WHAT YOU SHOULD DO | Return each line of the data below exactly, omitting any pictures.
----------
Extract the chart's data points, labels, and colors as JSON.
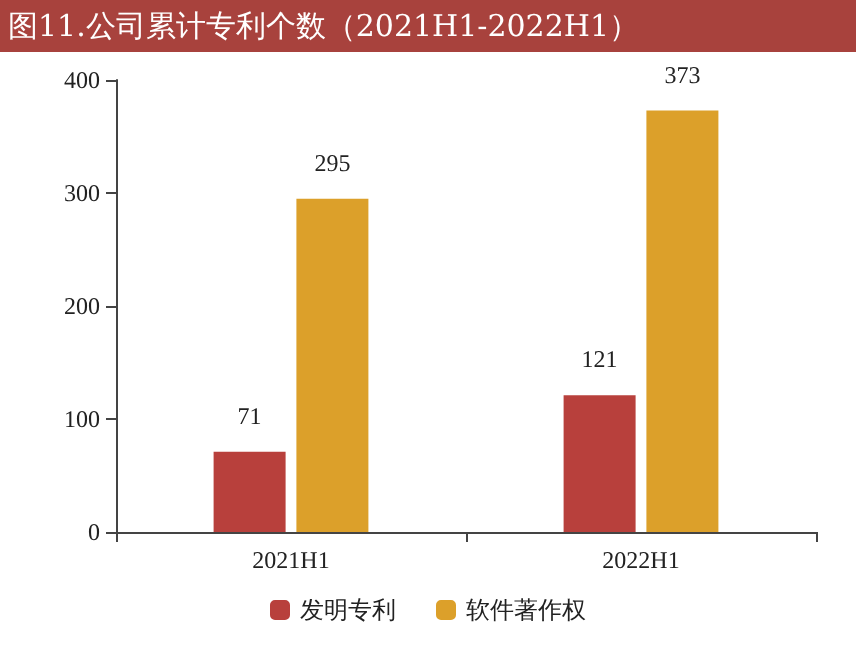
{
  "chart_data": {
    "type": "bar",
    "title": "图11.公司累计专利个数（2021H1-2022H1）",
    "categories": [
      "2021H1",
      "2022H1"
    ],
    "series": [
      {
        "name": "发明专利",
        "color": "#b8403c",
        "values": [
          71,
          121
        ]
      },
      {
        "name": "软件著作权",
        "color": "#dca02a",
        "values": [
          295,
          373
        ]
      }
    ],
    "ylim": [
      0,
      400
    ],
    "yticks": [
      0,
      100,
      200,
      300,
      400
    ],
    "grid": false,
    "legend": "bottom",
    "data_labels": true
  }
}
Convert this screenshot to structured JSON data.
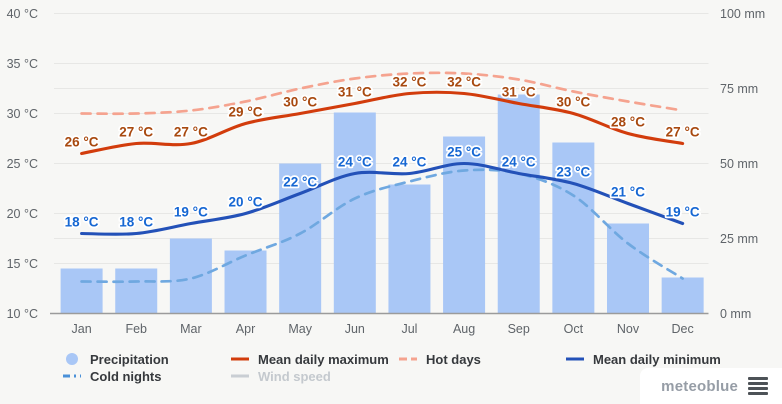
{
  "chart_data": {
    "type": "bar",
    "subtype": "climate chart: precipitation bars (right axis, mm) + temperature lines (left axis, °C)",
    "categories": [
      "Jan",
      "Feb",
      "Mar",
      "Apr",
      "May",
      "Jun",
      "Jul",
      "Aug",
      "Sep",
      "Oct",
      "Nov",
      "Dec"
    ],
    "series": [
      {
        "id": "precipitation",
        "name": "Precipitation",
        "type": "bar",
        "axis": "right",
        "unit": "mm",
        "color": "#a9c7f6",
        "show_labels": false,
        "values": [
          15,
          15,
          25,
          21,
          50,
          67,
          43,
          59,
          73,
          57,
          30,
          12
        ]
      },
      {
        "id": "hot-days",
        "name": "Hot days",
        "type": "line",
        "dashed": true,
        "axis": "left",
        "unit": "°C",
        "color": "#f5a38f",
        "show_labels": false,
        "values": [
          30,
          30,
          30.3,
          31.2,
          32.5,
          33.5,
          34,
          34,
          33.4,
          32.2,
          31.2,
          30.3
        ]
      },
      {
        "id": "cold-nights",
        "name": "Cold nights",
        "type": "line",
        "dashed": true,
        "axis": "left",
        "unit": "°C",
        "color": "#6fa8e0",
        "show_labels": false,
        "values": [
          13.2,
          13.2,
          13.5,
          15.8,
          18,
          21.5,
          23.2,
          24.3,
          24,
          21.8,
          17,
          13.5
        ]
      },
      {
        "id": "mean-daily-maximum",
        "name": "Mean daily maximum",
        "type": "line",
        "axis": "left",
        "unit": "°C",
        "color": "#d23c0c",
        "label_color": "#a8490f",
        "show_labels": true,
        "values": [
          26,
          27,
          27,
          29,
          30,
          31,
          32,
          32,
          31,
          30,
          28,
          27
        ]
      },
      {
        "id": "mean-daily-minimum",
        "name": "Mean daily minimum",
        "type": "line",
        "axis": "left",
        "unit": "°C",
        "color": "#2351b8",
        "label_color": "#1667d3",
        "show_labels": true,
        "values": [
          18,
          18,
          19,
          20,
          22,
          24,
          24,
          25,
          24,
          23,
          21,
          19
        ]
      },
      {
        "id": "wind-speed",
        "name": "Wind speed",
        "type": "line",
        "axis": "left",
        "disabled": true,
        "color": "#c9ced3",
        "show_labels": false,
        "values": []
      }
    ],
    "left_axis": {
      "unit": "°C",
      "min": 10,
      "max": 40,
      "ticks": [
        10,
        15,
        20,
        25,
        30,
        35,
        40
      ],
      "tick_labels": [
        "10 °C",
        "15 °C",
        "20 °C",
        "25 °C",
        "30 °C",
        "35 °C",
        "40 °C"
      ]
    },
    "right_axis": {
      "unit": "mm",
      "min": 0,
      "max": 100,
      "ticks": [
        0,
        25,
        50,
        75,
        100
      ],
      "tick_labels": [
        "0 mm",
        "25 mm",
        "50 mm",
        "75 mm",
        "100 mm"
      ]
    },
    "grid": "on",
    "legend_position": "bottom",
    "label_suffix": " °C"
  },
  "legend": {
    "items": [
      {
        "label": "Precipitation",
        "marker": "circle",
        "color": "#a9c7f6",
        "disabled": false
      },
      {
        "label": "Mean daily maximum",
        "marker": "line",
        "color": "#d23c0c",
        "disabled": false
      },
      {
        "label": "Hot days",
        "marker": "dashed-line",
        "color": "#f5a38f",
        "disabled": false
      },
      {
        "label": "Mean daily minimum",
        "marker": "line",
        "color": "#2351b8",
        "disabled": false
      },
      {
        "label": "Cold nights",
        "marker": "dash-dot-line",
        "color": "#4a90d8",
        "disabled": false
      },
      {
        "label": "Wind speed",
        "marker": "line",
        "color": "#c9ced3",
        "disabled": true
      }
    ]
  },
  "branding": {
    "logo_text": "meteoblue"
  },
  "colors": {
    "background": "#f7f7f5",
    "gridline": "#e7e7e5",
    "baseline": "#9b9b9b",
    "axis_text": "#5f6469",
    "legend_text": "#36393d",
    "legend_disabled": "#c4c9ce",
    "bar": "#a9c7f6",
    "max_line": "#d23c0c",
    "max_label": "#a8490f",
    "min_line": "#2351b8",
    "min_label": "#1667d3",
    "hot_days": "#f5a38f",
    "cold_nights": "#6fa8e0",
    "logo_text": "#969da6",
    "menu_icon": "#4d5257"
  }
}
----------
EXERCISE ANSWER |
Extract the chart's data points, labels, and colors as JSON.
{
  "chart_data": {
    "type": "bar",
    "title": "图11.公司累计专利个数（2021H1-2022H1）",
    "categories": [
      "2021H1",
      "2022H1"
    ],
    "series": [
      {
        "name": "发明专利",
        "color": "#b8403c",
        "values": [
          71,
          121
        ]
      },
      {
        "name": "软件著作权",
        "color": "#dca02a",
        "values": [
          295,
          373
        ]
      }
    ],
    "ylim": [
      0,
      400
    ],
    "yticks": [
      0,
      100,
      200,
      300,
      400
    ],
    "grid": false,
    "legend": "bottom",
    "data_labels": true
  }
}
Convert this screenshot to structured JSON data.
{
  "chart_data": {
    "type": "bar",
    "subtype": "climate chart: precipitation bars (right axis, mm) + temperature lines (left axis, °C)",
    "categories": [
      "Jan",
      "Feb",
      "Mar",
      "Apr",
      "May",
      "Jun",
      "Jul",
      "Aug",
      "Sep",
      "Oct",
      "Nov",
      "Dec"
    ],
    "series": [
      {
        "id": "precipitation",
        "name": "Precipitation",
        "type": "bar",
        "axis": "right",
        "unit": "mm",
        "color": "#a9c7f6",
        "show_labels": false,
        "values": [
          15,
          15,
          25,
          21,
          50,
          67,
          43,
          59,
          73,
          57,
          30,
          12
        ]
      },
      {
        "id": "hot-days",
        "name": "Hot days",
        "type": "line",
        "dashed": true,
        "axis": "left",
        "unit": "°C",
        "color": "#f5a38f",
        "show_labels": false,
        "values": [
          30,
          30,
          30.3,
          31.2,
          32.5,
          33.5,
          34,
          34,
          33.4,
          32.2,
          31.2,
          30.3
        ]
      },
      {
        "id": "cold-nights",
        "name": "Cold nights",
        "type": "line",
        "dashed": true,
        "axis": "left",
        "unit": "°C",
        "color": "#6fa8e0",
        "show_labels": false,
        "values": [
          13.2,
          13.2,
          13.5,
          15.8,
          18,
          21.5,
          23.2,
          24.3,
          24,
          21.8,
          17,
          13.5
        ]
      },
      {
        "id": "mean-daily-maximum",
        "name": "Mean daily maximum",
        "type": "line",
        "axis": "left",
        "unit": "°C",
        "color": "#d23c0c",
        "label_color": "#a8490f",
        "show_labels": true,
        "values": [
          26,
          27,
          27,
          29,
          30,
          31,
          32,
          32,
          31,
          30,
          28,
          27
        ]
      },
      {
        "id": "mean-daily-minimum",
        "name": "Mean daily minimum",
        "type": "line",
        "axis": "left",
        "unit": "°C",
        "color": "#2351b8",
        "label_color": "#1667d3",
        "show_labels": true,
        "values": [
          18,
          18,
          19,
          20,
          22,
          24,
          24,
          25,
          24,
          23,
          21,
          19
        ]
      },
      {
        "id": "wind-speed",
        "name": "Wind speed",
        "type": "line",
        "axis": "left",
        "disabled": true,
        "color": "#c9ced3",
        "show_labels": false,
        "values": []
      }
    ],
    "left_axis": {
      "unit": "°C",
      "min": 10,
      "max": 40,
      "ticks": [
        10,
        15,
        20,
        25,
        30,
        35,
        40
      ],
      "tick_labels": [
        "10 °C",
        "15 °C",
        "20 °C",
        "25 °C",
        "30 °C",
        "35 °C",
        "40 °C"
      ]
    },
    "right_axis": {
      "unit": "mm",
      "min": 0,
      "max": 100,
      "ticks": [
        0,
        25,
        50,
        75,
        100
      ],
      "tick_labels": [
        "0 mm",
        "25 mm",
        "50 mm",
        "75 mm",
        "100 mm"
      ]
    },
    "grid": "on",
    "legend_position": "bottom",
    "label_suffix": " °C"
  },
  "legend": {
    "items": [
      {
        "label": "Precipitation",
        "marker": "circle",
        "color": "#a9c7f6",
        "disabled": false
      },
      {
        "label": "Mean daily maximum",
        "marker": "line",
        "color": "#d23c0c",
        "disabled": false
      },
      {
        "label": "Hot days",
        "marker": "dashed-line",
        "color": "#f5a38f",
        "disabled": false
      },
      {
        "label": "Mean daily minimum",
        "marker": "line",
        "color": "#2351b8",
        "disabled": false
      },
      {
        "label": "Cold nights",
        "marker": "dash-dot-line",
        "color": "#4a90d8",
        "disabled": false
      },
      {
        "label": "Wind speed",
        "marker": "line",
        "color": "#c9ced3",
        "disabled": true
      }
    ]
  },
  "branding": {
    "logo_text": "meteoblue"
  },
  "colors": {
    "background": "#f7f7f5",
    "gridline": "#e7e7e5",
    "baseline": "#9b9b9b",
    "axis_text": "#5f6469",
    "legend_text": "#36393d",
    "legend_disabled": "#c4c9ce",
    "bar": "#a9c7f6",
    "max_line": "#d23c0c",
    "max_label": "#a8490f",
    "min_line": "#2351b8",
    "min_label": "#1667d3",
    "hot_days": "#f5a38f",
    "cold_nights": "#6fa8e0",
    "logo_text": "#969da6",
    "menu_icon": "#4d5257"
  }
}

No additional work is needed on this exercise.